Aim of the exercise ::
Using the entries that follow, collect the lines where the word "Reported" appears.

• • • • • • •

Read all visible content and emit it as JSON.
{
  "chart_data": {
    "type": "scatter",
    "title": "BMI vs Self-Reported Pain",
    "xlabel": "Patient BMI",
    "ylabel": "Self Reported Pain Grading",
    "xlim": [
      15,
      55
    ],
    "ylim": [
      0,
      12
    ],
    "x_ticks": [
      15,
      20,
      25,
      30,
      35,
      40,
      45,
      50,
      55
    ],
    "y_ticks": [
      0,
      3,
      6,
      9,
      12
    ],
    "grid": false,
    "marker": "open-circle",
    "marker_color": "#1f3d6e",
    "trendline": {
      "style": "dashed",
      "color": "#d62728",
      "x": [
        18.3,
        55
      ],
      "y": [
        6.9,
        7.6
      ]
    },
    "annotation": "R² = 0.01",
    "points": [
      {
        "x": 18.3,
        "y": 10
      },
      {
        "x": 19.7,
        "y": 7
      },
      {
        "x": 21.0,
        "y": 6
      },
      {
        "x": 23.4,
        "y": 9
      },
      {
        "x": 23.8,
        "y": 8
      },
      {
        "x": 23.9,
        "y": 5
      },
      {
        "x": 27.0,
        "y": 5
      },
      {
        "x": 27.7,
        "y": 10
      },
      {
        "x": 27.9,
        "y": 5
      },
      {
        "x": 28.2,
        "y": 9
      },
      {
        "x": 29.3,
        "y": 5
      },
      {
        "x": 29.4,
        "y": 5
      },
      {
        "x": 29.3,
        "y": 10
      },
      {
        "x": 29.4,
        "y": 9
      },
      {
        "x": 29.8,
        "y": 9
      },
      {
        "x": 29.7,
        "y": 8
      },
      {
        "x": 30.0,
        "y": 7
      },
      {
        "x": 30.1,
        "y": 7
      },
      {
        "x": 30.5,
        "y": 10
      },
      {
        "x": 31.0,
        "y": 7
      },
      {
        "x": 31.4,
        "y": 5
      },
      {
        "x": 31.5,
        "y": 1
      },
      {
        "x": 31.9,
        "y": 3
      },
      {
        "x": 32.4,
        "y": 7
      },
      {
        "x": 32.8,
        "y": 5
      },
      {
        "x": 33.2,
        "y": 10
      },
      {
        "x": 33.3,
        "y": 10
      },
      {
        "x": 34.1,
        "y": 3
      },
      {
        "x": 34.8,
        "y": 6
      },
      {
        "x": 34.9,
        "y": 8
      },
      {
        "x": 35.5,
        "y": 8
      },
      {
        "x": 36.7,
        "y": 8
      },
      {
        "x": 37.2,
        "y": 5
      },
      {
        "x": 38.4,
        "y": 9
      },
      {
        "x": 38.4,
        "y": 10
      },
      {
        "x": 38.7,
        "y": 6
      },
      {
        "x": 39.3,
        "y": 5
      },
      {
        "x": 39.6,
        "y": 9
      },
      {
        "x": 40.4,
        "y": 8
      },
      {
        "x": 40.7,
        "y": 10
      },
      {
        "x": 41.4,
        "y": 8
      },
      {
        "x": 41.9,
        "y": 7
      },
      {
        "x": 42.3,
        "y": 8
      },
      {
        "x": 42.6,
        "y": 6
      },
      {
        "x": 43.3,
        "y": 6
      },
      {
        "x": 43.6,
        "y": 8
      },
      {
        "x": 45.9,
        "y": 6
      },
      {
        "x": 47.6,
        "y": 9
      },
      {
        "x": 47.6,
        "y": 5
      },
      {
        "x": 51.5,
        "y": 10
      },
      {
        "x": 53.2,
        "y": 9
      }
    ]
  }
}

• • • • • • •

Exercise output ::
    "title": "BMI vs Self-Reported Pain",
    "ylabel": "Self Reported Pain Grading",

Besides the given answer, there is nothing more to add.